**Written request**
Filter the records below down to lines containing "name".

**Record list**
┏━━

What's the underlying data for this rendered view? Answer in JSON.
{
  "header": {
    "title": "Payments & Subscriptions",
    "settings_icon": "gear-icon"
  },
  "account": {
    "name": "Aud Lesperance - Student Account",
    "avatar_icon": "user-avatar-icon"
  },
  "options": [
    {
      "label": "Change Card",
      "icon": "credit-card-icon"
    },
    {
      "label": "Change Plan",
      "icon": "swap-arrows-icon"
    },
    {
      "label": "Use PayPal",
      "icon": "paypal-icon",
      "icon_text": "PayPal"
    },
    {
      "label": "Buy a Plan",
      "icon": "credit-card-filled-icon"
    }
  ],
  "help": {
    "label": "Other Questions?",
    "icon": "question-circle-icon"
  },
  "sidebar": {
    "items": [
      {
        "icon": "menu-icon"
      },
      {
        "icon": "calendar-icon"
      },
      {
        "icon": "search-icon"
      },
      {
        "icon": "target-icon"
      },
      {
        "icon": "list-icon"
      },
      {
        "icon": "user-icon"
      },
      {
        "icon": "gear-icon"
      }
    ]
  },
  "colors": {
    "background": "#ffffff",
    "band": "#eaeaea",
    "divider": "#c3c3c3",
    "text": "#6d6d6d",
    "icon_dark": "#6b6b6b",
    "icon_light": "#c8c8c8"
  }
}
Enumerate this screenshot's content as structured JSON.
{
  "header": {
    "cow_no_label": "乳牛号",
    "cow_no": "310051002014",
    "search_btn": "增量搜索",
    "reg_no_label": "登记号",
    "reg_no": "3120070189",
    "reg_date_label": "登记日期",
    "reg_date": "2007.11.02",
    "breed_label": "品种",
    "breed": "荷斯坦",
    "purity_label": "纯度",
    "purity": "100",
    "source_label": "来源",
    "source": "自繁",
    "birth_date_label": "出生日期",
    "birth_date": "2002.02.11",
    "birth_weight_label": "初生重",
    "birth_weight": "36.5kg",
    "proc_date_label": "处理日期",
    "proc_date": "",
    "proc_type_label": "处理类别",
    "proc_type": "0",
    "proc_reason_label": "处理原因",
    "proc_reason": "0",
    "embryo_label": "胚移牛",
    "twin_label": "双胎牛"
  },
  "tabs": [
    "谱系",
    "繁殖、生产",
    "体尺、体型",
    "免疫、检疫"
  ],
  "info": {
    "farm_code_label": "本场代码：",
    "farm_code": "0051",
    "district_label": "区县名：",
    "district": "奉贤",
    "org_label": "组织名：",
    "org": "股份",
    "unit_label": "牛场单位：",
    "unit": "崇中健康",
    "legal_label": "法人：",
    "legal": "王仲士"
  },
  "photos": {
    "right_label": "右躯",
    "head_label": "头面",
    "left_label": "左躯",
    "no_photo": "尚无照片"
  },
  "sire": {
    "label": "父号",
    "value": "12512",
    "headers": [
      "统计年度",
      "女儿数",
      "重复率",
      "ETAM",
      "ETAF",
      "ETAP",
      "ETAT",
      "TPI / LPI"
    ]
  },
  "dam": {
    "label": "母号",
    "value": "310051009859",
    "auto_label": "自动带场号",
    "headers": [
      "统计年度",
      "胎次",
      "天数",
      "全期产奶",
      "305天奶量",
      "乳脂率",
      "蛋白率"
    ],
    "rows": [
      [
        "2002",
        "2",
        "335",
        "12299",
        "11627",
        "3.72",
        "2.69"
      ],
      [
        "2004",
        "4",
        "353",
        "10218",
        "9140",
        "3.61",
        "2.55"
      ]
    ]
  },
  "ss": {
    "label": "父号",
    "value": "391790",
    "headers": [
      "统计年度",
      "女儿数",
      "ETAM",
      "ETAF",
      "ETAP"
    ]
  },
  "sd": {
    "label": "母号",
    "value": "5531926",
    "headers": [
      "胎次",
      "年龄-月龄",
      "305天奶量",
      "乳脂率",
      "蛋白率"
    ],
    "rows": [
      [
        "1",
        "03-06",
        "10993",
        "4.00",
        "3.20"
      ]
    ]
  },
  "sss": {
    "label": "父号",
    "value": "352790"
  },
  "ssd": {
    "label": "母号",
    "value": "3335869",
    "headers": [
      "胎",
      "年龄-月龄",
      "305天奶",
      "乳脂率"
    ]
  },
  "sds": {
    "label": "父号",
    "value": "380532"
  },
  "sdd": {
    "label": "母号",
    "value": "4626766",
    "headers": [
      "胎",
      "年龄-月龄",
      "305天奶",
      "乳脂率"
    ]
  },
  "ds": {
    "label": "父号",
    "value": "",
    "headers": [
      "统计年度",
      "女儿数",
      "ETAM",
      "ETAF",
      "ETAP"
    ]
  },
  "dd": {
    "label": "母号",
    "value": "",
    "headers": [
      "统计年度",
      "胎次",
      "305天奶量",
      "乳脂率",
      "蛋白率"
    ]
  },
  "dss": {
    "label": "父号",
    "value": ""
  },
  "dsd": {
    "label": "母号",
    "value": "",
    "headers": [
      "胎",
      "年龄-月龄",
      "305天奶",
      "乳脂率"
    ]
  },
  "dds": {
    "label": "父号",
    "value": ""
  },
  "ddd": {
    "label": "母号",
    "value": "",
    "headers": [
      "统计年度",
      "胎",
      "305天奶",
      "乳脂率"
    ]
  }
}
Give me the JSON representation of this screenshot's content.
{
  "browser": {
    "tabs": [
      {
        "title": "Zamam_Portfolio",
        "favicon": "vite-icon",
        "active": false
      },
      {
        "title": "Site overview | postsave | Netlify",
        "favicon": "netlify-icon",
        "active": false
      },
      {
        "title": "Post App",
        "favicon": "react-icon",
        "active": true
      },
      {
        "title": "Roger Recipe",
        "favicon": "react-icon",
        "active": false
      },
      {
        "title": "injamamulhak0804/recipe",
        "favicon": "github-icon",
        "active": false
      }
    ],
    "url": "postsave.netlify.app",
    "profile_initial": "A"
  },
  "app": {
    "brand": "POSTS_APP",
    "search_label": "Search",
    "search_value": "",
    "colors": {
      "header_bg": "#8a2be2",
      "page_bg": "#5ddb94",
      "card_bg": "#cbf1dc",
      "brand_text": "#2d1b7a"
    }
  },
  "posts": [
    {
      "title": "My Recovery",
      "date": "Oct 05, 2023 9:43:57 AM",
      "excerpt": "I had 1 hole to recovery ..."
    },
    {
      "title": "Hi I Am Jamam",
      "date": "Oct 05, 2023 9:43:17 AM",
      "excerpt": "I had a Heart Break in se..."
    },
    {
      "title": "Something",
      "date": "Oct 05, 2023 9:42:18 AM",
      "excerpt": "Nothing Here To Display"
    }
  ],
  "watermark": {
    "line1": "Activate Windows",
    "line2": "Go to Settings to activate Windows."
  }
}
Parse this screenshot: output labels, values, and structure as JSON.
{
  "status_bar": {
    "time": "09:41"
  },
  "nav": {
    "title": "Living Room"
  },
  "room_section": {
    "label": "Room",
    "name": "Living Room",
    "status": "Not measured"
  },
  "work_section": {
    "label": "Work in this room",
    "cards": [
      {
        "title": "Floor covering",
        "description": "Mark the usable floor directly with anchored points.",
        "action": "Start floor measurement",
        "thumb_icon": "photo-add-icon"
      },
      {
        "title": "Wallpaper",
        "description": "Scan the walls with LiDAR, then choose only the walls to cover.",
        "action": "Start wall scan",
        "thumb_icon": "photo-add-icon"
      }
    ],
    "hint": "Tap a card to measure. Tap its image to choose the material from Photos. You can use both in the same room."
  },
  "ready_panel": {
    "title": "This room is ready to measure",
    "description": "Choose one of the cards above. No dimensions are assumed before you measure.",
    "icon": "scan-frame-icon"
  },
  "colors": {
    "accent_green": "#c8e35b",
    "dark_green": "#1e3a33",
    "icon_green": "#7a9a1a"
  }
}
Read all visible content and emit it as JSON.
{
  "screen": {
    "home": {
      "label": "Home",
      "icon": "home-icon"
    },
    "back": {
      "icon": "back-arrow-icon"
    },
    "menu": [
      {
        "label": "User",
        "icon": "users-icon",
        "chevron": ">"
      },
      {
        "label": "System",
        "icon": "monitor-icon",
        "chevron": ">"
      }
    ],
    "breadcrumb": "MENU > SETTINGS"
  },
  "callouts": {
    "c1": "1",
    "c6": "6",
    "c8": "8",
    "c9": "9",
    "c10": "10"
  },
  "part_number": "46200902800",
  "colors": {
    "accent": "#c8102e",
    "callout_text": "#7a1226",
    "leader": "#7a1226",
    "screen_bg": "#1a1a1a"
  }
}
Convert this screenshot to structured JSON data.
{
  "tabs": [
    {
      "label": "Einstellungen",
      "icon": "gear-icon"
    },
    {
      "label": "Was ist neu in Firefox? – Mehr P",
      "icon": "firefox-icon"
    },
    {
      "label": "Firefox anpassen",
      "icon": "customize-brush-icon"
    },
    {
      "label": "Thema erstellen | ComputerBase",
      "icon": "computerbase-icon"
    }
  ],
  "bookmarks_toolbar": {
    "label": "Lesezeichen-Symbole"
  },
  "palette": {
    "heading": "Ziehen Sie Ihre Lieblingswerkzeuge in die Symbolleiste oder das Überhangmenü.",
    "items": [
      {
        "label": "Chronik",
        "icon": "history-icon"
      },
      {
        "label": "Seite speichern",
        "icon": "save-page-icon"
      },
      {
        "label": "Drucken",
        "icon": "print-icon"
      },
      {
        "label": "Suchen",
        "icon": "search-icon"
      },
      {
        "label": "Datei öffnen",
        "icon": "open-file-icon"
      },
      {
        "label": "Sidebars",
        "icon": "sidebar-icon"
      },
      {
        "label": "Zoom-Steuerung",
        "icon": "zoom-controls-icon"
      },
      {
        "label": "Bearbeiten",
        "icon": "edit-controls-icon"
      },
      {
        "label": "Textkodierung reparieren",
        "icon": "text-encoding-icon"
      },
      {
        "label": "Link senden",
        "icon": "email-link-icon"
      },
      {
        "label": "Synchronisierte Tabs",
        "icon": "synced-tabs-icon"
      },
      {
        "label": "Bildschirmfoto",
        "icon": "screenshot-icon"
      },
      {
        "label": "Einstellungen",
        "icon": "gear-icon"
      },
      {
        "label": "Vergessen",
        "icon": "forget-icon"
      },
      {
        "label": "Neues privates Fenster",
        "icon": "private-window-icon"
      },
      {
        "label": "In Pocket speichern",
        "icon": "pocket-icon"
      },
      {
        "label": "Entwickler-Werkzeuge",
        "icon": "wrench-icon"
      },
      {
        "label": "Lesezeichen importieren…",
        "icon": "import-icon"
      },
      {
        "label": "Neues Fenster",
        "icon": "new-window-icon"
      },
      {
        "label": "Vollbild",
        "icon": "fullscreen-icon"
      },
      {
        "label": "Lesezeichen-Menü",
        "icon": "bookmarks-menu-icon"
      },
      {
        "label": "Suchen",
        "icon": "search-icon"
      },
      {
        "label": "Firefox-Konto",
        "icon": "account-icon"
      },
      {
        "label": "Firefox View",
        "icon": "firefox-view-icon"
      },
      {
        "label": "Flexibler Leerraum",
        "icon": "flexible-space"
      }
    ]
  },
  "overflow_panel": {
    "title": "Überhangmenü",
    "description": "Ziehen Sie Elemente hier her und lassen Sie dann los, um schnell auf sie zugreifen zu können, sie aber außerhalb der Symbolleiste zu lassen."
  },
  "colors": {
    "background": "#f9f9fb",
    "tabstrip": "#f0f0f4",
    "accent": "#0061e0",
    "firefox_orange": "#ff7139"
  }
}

┗━━

**Finished exercise**
    "name": "Aud Lesperance - Student Account",
    "name": "Living Room",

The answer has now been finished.